- Task: Pictures do not belong in the copy; quote every entry below exactly.

(Data entries)
- - - - -
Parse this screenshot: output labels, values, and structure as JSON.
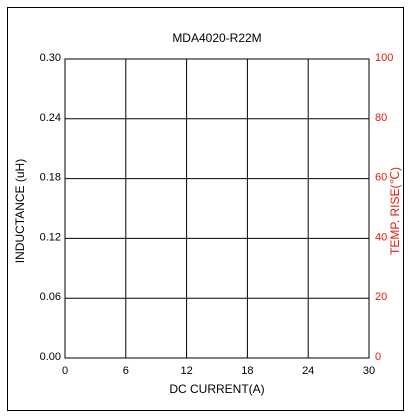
{
  "chart_data": {
    "type": "line",
    "title": "MDA4020-R22M",
    "xlabel": "DC CURRENT(A)",
    "ylabel": "INDUCTANCE (uH)",
    "y2label": "TEMP. RISE(℃)",
    "xlim": [
      0,
      30
    ],
    "ylim": [
      0.0,
      0.3
    ],
    "y2lim": [
      0,
      100
    ],
    "x_ticks": [
      "0",
      "6",
      "12",
      "18",
      "24",
      "30"
    ],
    "y_ticks": [
      "0.00",
      "0.06",
      "0.12",
      "0.18",
      "0.24",
      "0.30"
    ],
    "y2_ticks": [
      "0",
      "20",
      "40",
      "60",
      "80",
      "100"
    ],
    "grid": true,
    "series": [],
    "colors": {
      "axis": "#000000",
      "grid": "#000000",
      "left_axis_text": "#000000",
      "right_axis_text": "#e8190c"
    }
  }
}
- - - - -
- Result for this exercise:
Parse this screenshot: output labels, values, and structure as JSON.
{
  "chart_data": {
    "type": "line",
    "title": "MDA4020-R22M",
    "xlabel": "DC CURRENT(A)",
    "ylabel": "INDUCTANCE (uH)",
    "y2label": "TEMP. RISE(℃)",
    "xlim": [
      0,
      30
    ],
    "ylim": [
      0.0,
      0.3
    ],
    "y2lim": [
      0,
      100
    ],
    "x_ticks": [
      "0",
      "6",
      "12",
      "18",
      "24",
      "30"
    ],
    "y_ticks": [
      "0.00",
      "0.06",
      "0.12",
      "0.18",
      "0.24",
      "0.30"
    ],
    "y2_ticks": [
      "0",
      "20",
      "40",
      "60",
      "80",
      "100"
    ],
    "grid": true,
    "series": [],
    "colors": {
      "axis": "#000000",
      "grid": "#000000",
      "left_axis_text": "#000000",
      "right_axis_text": "#e8190c"
    }
  }
}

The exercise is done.